## BEGIN

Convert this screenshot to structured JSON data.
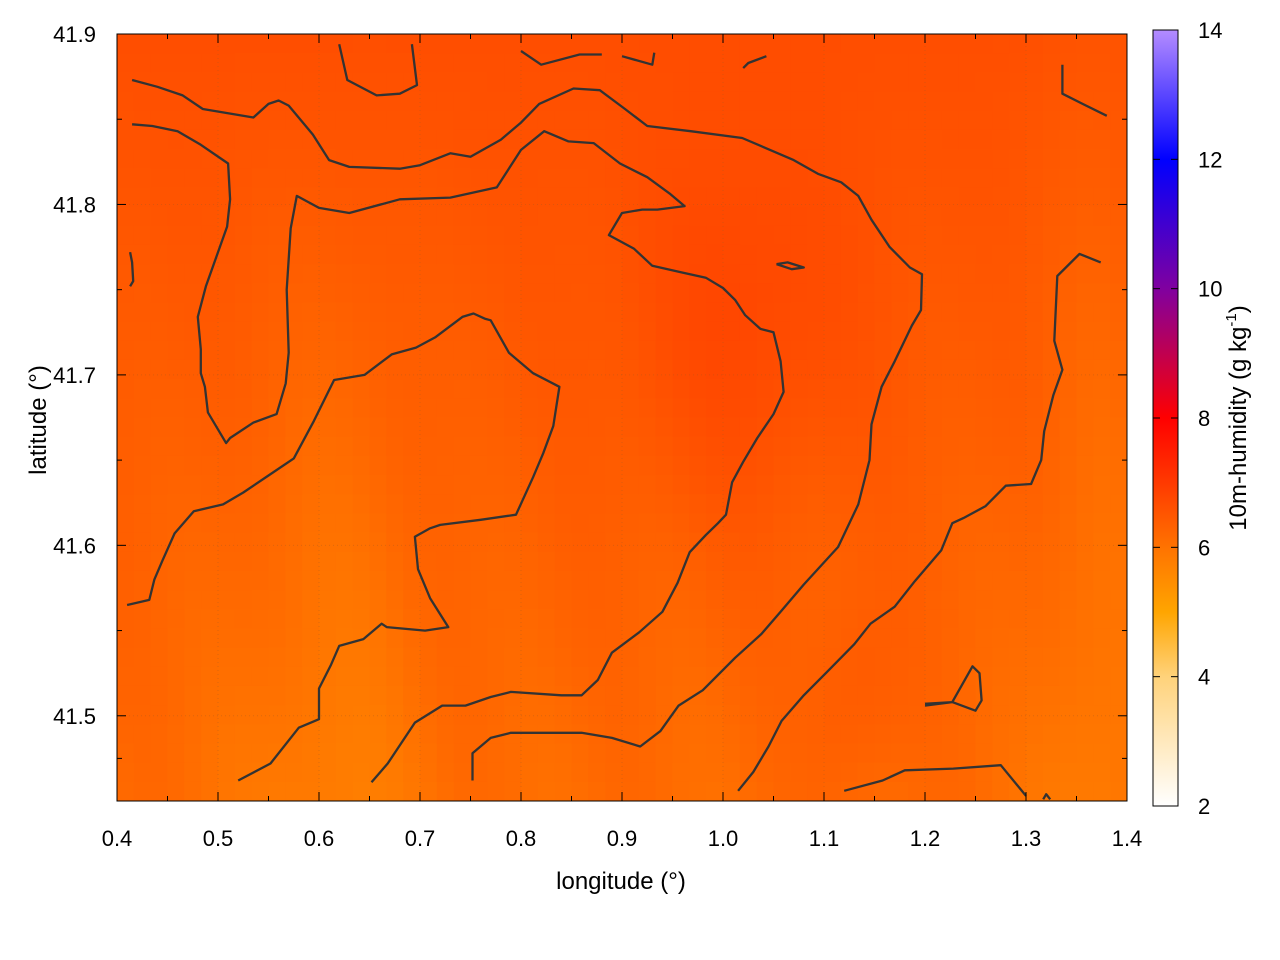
{
  "chart_data": {
    "type": "heatmap",
    "xlabel": "longitude (°)",
    "ylabel": "latitude (°)",
    "colorbar_label": "10m-humidity (g kg",
    "colorbar_label_sup": "-1",
    "colorbar_label_end": ")",
    "xlim": [
      0.4,
      1.4
    ],
    "ylim": [
      41.45,
      41.9
    ],
    "x_ticks": [
      0.4,
      0.5,
      0.6,
      0.7,
      0.8,
      0.9,
      1.0,
      1.1,
      1.2,
      1.3,
      1.4
    ],
    "x_tick_labels": [
      "0.4",
      "0.5",
      "0.6",
      "0.7",
      "0.8",
      "0.9",
      "1.0",
      "1.1",
      "1.2",
      "1.3",
      "1.4"
    ],
    "y_ticks": [
      41.5,
      41.6,
      41.7,
      41.8,
      41.9
    ],
    "y_tick_labels": [
      "41.5",
      "41.6",
      "41.7",
      "41.8",
      "41.9"
    ],
    "colorbar": {
      "range": [
        2,
        14
      ],
      "ticks": [
        2,
        4,
        6,
        8,
        10,
        12,
        14
      ],
      "tick_labels": [
        "2",
        "4",
        "6",
        "8",
        "10",
        "12",
        "14"
      ],
      "stops": [
        {
          "value": 2,
          "color": "#ffffff"
        },
        {
          "value": 4,
          "color": "#ffd27a"
        },
        {
          "value": 5,
          "color": "#ffa500"
        },
        {
          "value": 6,
          "color": "#ff7300"
        },
        {
          "value": 8,
          "color": "#ff0000"
        },
        {
          "value": 10,
          "color": "#8000a0"
        },
        {
          "value": 12,
          "color": "#0000ff"
        },
        {
          "value": 14,
          "color": "#b48cff"
        }
      ]
    },
    "field_range": [
      5.2,
      6.9
    ],
    "grid": true,
    "contour_color": "#333333",
    "contours": [
      [
        [
          0.415,
          41.873
        ],
        [
          0.44,
          41.869
        ],
        [
          0.465,
          41.864
        ],
        [
          0.485,
          41.856
        ],
        [
          0.535,
          41.851
        ],
        [
          0.55,
          41.859
        ],
        [
          0.56,
          41.861
        ],
        [
          0.57,
          41.858
        ],
        [
          0.594,
          41.841
        ],
        [
          0.61,
          41.826
        ],
        [
          0.63,
          41.822
        ],
        [
          0.68,
          41.821
        ],
        [
          0.7,
          41.823
        ],
        [
          0.73,
          41.83
        ],
        [
          0.75,
          41.828
        ],
        [
          0.78,
          41.838
        ],
        [
          0.8,
          41.848
        ],
        [
          0.818,
          41.859
        ],
        [
          0.852,
          41.868
        ],
        [
          0.878,
          41.867
        ],
        [
          0.903,
          41.856
        ],
        [
          0.925,
          41.846
        ],
        [
          0.968,
          41.843
        ],
        [
          1.019,
          41.839
        ],
        [
          1.07,
          41.826
        ],
        [
          1.094,
          41.818
        ],
        [
          1.117,
          41.813
        ],
        [
          1.134,
          41.805
        ],
        [
          1.147,
          41.791
        ],
        [
          1.165,
          41.775
        ],
        [
          1.185,
          41.763
        ],
        [
          1.197,
          41.759
        ],
        [
          1.196,
          41.738
        ],
        [
          1.187,
          41.729
        ],
        [
          1.17,
          41.708
        ],
        [
          1.157,
          41.693
        ],
        [
          1.147,
          41.671
        ],
        [
          1.145,
          41.65
        ],
        [
          1.134,
          41.624
        ],
        [
          1.114,
          41.599
        ],
        [
          1.08,
          41.577
        ],
        [
          1.057,
          41.561
        ],
        [
          1.038,
          41.548
        ],
        [
          1.012,
          41.534
        ],
        [
          0.98,
          41.515
        ],
        [
          0.956,
          41.506
        ],
        [
          0.938,
          41.491
        ],
        [
          0.918,
          41.482
        ],
        [
          0.89,
          41.487
        ],
        [
          0.86,
          41.49
        ],
        [
          0.79,
          41.49
        ],
        [
          0.77,
          41.487
        ],
        [
          0.752,
          41.478
        ],
        [
          0.752,
          41.462
        ]
      ],
      [
        [
          0.415,
          41.847
        ],
        [
          0.435,
          41.846
        ],
        [
          0.46,
          41.843
        ],
        [
          0.483,
          41.835
        ],
        [
          0.51,
          41.824
        ],
        [
          0.512,
          41.803
        ],
        [
          0.509,
          41.787
        ],
        [
          0.488,
          41.752
        ],
        [
          0.48,
          41.734
        ],
        [
          0.483,
          41.715
        ],
        [
          0.483,
          41.701
        ],
        [
          0.487,
          41.693
        ],
        [
          0.49,
          41.678
        ],
        [
          0.508,
          41.66
        ],
        [
          0.512,
          41.663
        ],
        [
          0.535,
          41.672
        ],
        [
          0.558,
          41.677
        ],
        [
          0.567,
          41.695
        ],
        [
          0.57,
          41.713
        ],
        [
          0.568,
          41.75
        ],
        [
          0.572,
          41.786
        ],
        [
          0.578,
          41.805
        ],
        [
          0.6,
          41.798
        ],
        [
          0.63,
          41.795
        ],
        [
          0.68,
          41.803
        ],
        [
          0.73,
          41.804
        ],
        [
          0.776,
          41.81
        ],
        [
          0.8,
          41.832
        ],
        [
          0.823,
          41.843
        ],
        [
          0.847,
          41.837
        ],
        [
          0.872,
          41.836
        ],
        [
          0.898,
          41.824
        ],
        [
          0.925,
          41.816
        ],
        [
          0.948,
          41.806
        ],
        [
          0.962,
          41.799
        ],
        [
          0.935,
          41.797
        ],
        [
          0.92,
          41.797
        ],
        [
          0.9,
          41.795
        ],
        [
          0.887,
          41.782
        ],
        [
          0.912,
          41.774
        ],
        [
          0.93,
          41.764
        ],
        [
          0.96,
          41.76
        ],
        [
          0.983,
          41.757
        ],
        [
          1.0,
          41.751
        ],
        [
          1.012,
          41.744
        ],
        [
          1.022,
          41.735
        ],
        [
          1.037,
          41.727
        ],
        [
          1.05,
          41.725
        ],
        [
          1.057,
          41.708
        ],
        [
          1.06,
          41.69
        ],
        [
          1.05,
          41.677
        ],
        [
          1.034,
          41.663
        ],
        [
          1.02,
          41.649
        ],
        [
          1.009,
          41.637
        ],
        [
          1.003,
          41.618
        ],
        [
          0.995,
          41.613
        ],
        [
          0.983,
          41.606
        ],
        [
          0.967,
          41.596
        ],
        [
          0.955,
          41.578
        ],
        [
          0.94,
          41.561
        ],
        [
          0.917,
          41.549
        ],
        [
          0.89,
          41.537
        ],
        [
          0.876,
          41.521
        ],
        [
          0.86,
          41.512
        ],
        [
          0.84,
          41.512
        ],
        [
          0.79,
          41.514
        ],
        [
          0.77,
          41.511
        ],
        [
          0.745,
          41.506
        ],
        [
          0.722,
          41.506
        ],
        [
          0.695,
          41.496
        ],
        [
          0.668,
          41.472
        ],
        [
          0.652,
          41.461
        ]
      ],
      [
        [
          0.41,
          41.565
        ],
        [
          0.432,
          41.568
        ],
        [
          0.437,
          41.58
        ],
        [
          0.445,
          41.591
        ],
        [
          0.457,
          41.607
        ],
        [
          0.476,
          41.62
        ],
        [
          0.505,
          41.624
        ],
        [
          0.525,
          41.631
        ],
        [
          0.55,
          41.641
        ],
        [
          0.575,
          41.651
        ],
        [
          0.595,
          41.673
        ],
        [
          0.615,
          41.697
        ],
        [
          0.645,
          41.7
        ],
        [
          0.672,
          41.712
        ],
        [
          0.696,
          41.716
        ],
        [
          0.715,
          41.722
        ],
        [
          0.742,
          41.734
        ],
        [
          0.753,
          41.736
        ],
        [
          0.764,
          41.733
        ],
        [
          0.77,
          41.732
        ],
        [
          0.788,
          41.713
        ],
        [
          0.812,
          41.701
        ],
        [
          0.838,
          41.693
        ],
        [
          0.832,
          41.67
        ],
        [
          0.822,
          41.654
        ],
        [
          0.812,
          41.64
        ],
        [
          0.795,
          41.618
        ],
        [
          0.76,
          41.615
        ],
        [
          0.72,
          41.612
        ],
        [
          0.71,
          41.61
        ],
        [
          0.695,
          41.605
        ],
        [
          0.698,
          41.586
        ],
        [
          0.71,
          41.569
        ],
        [
          0.728,
          41.552
        ],
        [
          0.705,
          41.55
        ],
        [
          0.667,
          41.552
        ],
        [
          0.662,
          41.554
        ],
        [
          0.644,
          41.545
        ],
        [
          0.62,
          41.541
        ],
        [
          0.612,
          41.53
        ],
        [
          0.6,
          41.516
        ],
        [
          0.6,
          41.498
        ],
        [
          0.58,
          41.493
        ],
        [
          0.552,
          41.472
        ],
        [
          0.52,
          41.462
        ]
      ],
      [
        [
          1.12,
          41.456
        ],
        [
          1.158,
          41.462
        ],
        [
          1.18,
          41.468
        ],
        [
          1.228,
          41.469
        ],
        [
          1.275,
          41.471
        ],
        [
          1.3,
          41.453
        ]
      ],
      [
        [
          1.015,
          41.456
        ],
        [
          1.03,
          41.467
        ],
        [
          1.045,
          41.482
        ],
        [
          1.058,
          41.497
        ],
        [
          1.08,
          41.512
        ],
        [
          1.105,
          41.527
        ],
        [
          1.13,
          41.542
        ],
        [
          1.146,
          41.554
        ],
        [
          1.17,
          41.564
        ],
        [
          1.19,
          41.579
        ],
        [
          1.216,
          41.597
        ],
        [
          1.227,
          41.613
        ],
        [
          1.238,
          41.616
        ],
        [
          1.26,
          41.623
        ],
        [
          1.28,
          41.635
        ],
        [
          1.305,
          41.636
        ],
        [
          1.315,
          41.65
        ],
        [
          1.318,
          41.667
        ],
        [
          1.327,
          41.688
        ],
        [
          1.336,
          41.703
        ],
        [
          1.328,
          41.72
        ],
        [
          1.331,
          41.758
        ],
        [
          1.353,
          41.771
        ],
        [
          1.374,
          41.766
        ]
      ],
      [
        [
          1.336,
          41.882
        ],
        [
          1.336,
          41.865
        ],
        [
          1.356,
          41.859
        ],
        [
          1.38,
          41.852
        ]
      ],
      [
        [
          0.62,
          41.894
        ],
        [
          0.628,
          41.873
        ],
        [
          0.657,
          41.864
        ],
        [
          0.68,
          41.865
        ],
        [
          0.697,
          41.87
        ],
        [
          0.692,
          41.894
        ]
      ],
      [
        [
          0.8,
          41.89
        ],
        [
          0.82,
          41.882
        ],
        [
          0.858,
          41.888
        ],
        [
          0.88,
          41.888
        ]
      ],
      [
        [
          0.9,
          41.887
        ],
        [
          0.93,
          41.882
        ],
        [
          0.932,
          41.889
        ]
      ],
      [
        [
          1.02,
          41.88
        ],
        [
          1.025,
          41.883
        ],
        [
          1.043,
          41.887
        ]
      ],
      [
        [
          1.053,
          41.765
        ],
        [
          1.064,
          41.766
        ],
        [
          1.08,
          41.763
        ],
        [
          1.068,
          41.762
        ],
        [
          1.053,
          41.765
        ]
      ],
      [
        [
          0.413,
          41.772
        ],
        [
          0.415,
          41.766
        ],
        [
          0.416,
          41.755
        ],
        [
          0.413,
          41.752
        ]
      ],
      [
        [
          1.2,
          41.507
        ],
        [
          1.227,
          41.508
        ],
        [
          1.25,
          41.503
        ],
        [
          1.256,
          41.509
        ],
        [
          1.254,
          41.525
        ],
        [
          1.247,
          41.529
        ],
        [
          1.227,
          41.508
        ],
        [
          1.2,
          41.506
        ]
      ],
      [
        [
          1.317,
          41.451
        ],
        [
          1.32,
          41.454
        ],
        [
          1.324,
          41.451
        ]
      ]
    ]
  }
}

## END

▶ _Exercise instructions_
Within the listing above, copy each line that has the string "value".

▶ _Exercise output_
          "value": 2,
          "value": 4,
          "value": 5,
          "value": 6,
          "value": 8,
          "value": 10,
          "value": 12,
          "value": 14,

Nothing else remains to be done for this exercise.